What is required: Reproduce all entries precisely as they are written.

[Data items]
>> start
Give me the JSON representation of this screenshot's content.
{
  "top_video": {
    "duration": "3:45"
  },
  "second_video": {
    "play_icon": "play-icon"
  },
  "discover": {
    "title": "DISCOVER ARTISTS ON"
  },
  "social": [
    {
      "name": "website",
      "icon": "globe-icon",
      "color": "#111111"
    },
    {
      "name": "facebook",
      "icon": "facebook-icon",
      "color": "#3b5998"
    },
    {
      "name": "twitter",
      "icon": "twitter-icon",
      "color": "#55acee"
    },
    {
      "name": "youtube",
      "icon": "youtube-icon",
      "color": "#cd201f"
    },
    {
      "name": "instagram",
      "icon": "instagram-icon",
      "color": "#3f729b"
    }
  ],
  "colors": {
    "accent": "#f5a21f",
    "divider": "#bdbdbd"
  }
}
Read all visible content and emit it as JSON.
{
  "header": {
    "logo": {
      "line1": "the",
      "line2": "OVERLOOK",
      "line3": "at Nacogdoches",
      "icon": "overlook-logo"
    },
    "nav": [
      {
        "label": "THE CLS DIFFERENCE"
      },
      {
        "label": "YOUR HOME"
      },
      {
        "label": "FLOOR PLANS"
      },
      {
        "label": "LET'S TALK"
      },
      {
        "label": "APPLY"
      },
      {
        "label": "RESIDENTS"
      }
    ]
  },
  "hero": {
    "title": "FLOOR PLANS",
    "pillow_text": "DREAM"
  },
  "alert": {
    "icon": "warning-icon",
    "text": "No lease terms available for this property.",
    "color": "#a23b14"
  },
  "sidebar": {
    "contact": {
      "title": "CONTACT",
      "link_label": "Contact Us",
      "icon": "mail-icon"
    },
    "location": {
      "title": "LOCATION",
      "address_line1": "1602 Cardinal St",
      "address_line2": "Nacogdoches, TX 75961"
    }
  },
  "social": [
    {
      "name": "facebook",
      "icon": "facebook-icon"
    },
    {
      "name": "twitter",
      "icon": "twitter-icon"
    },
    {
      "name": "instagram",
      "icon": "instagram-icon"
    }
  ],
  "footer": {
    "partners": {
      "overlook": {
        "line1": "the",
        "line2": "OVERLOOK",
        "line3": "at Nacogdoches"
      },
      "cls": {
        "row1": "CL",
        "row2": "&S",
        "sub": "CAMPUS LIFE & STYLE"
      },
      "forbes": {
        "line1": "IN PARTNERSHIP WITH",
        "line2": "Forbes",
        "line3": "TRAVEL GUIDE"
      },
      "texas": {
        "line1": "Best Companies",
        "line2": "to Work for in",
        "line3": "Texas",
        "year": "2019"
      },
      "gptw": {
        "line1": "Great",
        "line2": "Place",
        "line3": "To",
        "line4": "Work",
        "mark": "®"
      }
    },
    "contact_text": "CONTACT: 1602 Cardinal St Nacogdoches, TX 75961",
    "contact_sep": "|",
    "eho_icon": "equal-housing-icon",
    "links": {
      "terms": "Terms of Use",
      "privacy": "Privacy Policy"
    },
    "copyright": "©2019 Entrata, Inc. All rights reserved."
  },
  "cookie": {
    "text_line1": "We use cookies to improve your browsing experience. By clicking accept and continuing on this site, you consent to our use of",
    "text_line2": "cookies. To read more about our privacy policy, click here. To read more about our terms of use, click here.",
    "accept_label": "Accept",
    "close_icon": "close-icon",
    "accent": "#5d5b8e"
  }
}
>> end
Solution for this exercise:
Give me the JSON representation of this screenshot's content.
{
  "top_video": {
    "duration": "3:45"
  },
  "second_video": {
    "play_icon": "play-icon"
  },
  "discover": {
    "title": "DISCOVER ARTISTS ON"
  },
  "social": [
    {
      "name": "website",
      "icon": "globe-icon",
      "color": "#111111"
    },
    {
      "name": "facebook",
      "icon": "facebook-icon",
      "color": "#3b5998"
    },
    {
      "name": "twitter",
      "icon": "twitter-icon",
      "color": "#55acee"
    },
    {
      "name": "youtube",
      "icon": "youtube-icon",
      "color": "#cd201f"
    },
    {
      "name": "instagram",
      "icon": "instagram-icon",
      "color": "#3f729b"
    }
  ],
  "colors": {
    "accent": "#f5a21f",
    "divider": "#bdbdbd"
  }
}
Read all visible content and emit it as JSON.
{
  "header": {
    "logo": {
      "line1": "the",
      "line2": "OVERLOOK",
      "line3": "at Nacogdoches",
      "icon": "overlook-logo"
    },
    "nav": [
      {
        "label": "THE CLS DIFFERENCE"
      },
      {
        "label": "YOUR HOME"
      },
      {
        "label": "FLOOR PLANS"
      },
      {
        "label": "LET'S TALK"
      },
      {
        "label": "APPLY"
      },
      {
        "label": "RESIDENTS"
      }
    ]
  },
  "hero": {
    "title": "FLOOR PLANS",
    "pillow_text": "DREAM"
  },
  "alert": {
    "icon": "warning-icon",
    "text": "No lease terms available for this property.",
    "color": "#a23b14"
  },
  "sidebar": {
    "contact": {
      "title": "CONTACT",
      "link_label": "Contact Us",
      "icon": "mail-icon"
    },
    "location": {
      "title": "LOCATION",
      "address_line1": "1602 Cardinal St",
      "address_line2": "Nacogdoches, TX 75961"
    }
  },
  "social": [
    {
      "name": "facebook",
      "icon": "facebook-icon"
    },
    {
      "name": "twitter",
      "icon": "twitter-icon"
    },
    {
      "name": "instagram",
      "icon": "instagram-icon"
    }
  ],
  "footer": {
    "partners": {
      "overlook": {
        "line1": "the",
        "line2": "OVERLOOK",
        "line3": "at Nacogdoches"
      },
      "cls": {
        "row1": "CL",
        "row2": "&S",
        "sub": "CAMPUS LIFE & STYLE"
      },
      "forbes": {
        "line1": "IN PARTNERSHIP WITH",
        "line2": "Forbes",
        "line3": "TRAVEL GUIDE"
      },
      "texas": {
        "line1": "Best Companies",
        "line2": "to Work for in",
        "line3": "Texas",
        "year": "2019"
      },
      "gptw": {
        "line1": "Great",
        "line2": "Place",
        "line3": "To",
        "line4": "Work",
        "mark": "®"
      }
    },
    "contact_text": "CONTACT: 1602 Cardinal St Nacogdoches, TX 75961",
    "contact_sep": "|",
    "eho_icon": "equal-housing-icon",
    "links": {
      "terms": "Terms of Use",
      "privacy": "Privacy Policy"
    },
    "copyright": "©2019 Entrata, Inc. All rights reserved."
  },
  "cookie": {
    "text_line1": "We use cookies to improve your browsing experience. By clicking accept and continuing on this site, you consent to our use of",
    "text_line2": "cookies. To read more about our privacy policy, click here. To read more about our terms of use, click here.",
    "accept_label": "Accept",
    "close_icon": "close-icon",
    "accent": "#5d5b8e"
  }
}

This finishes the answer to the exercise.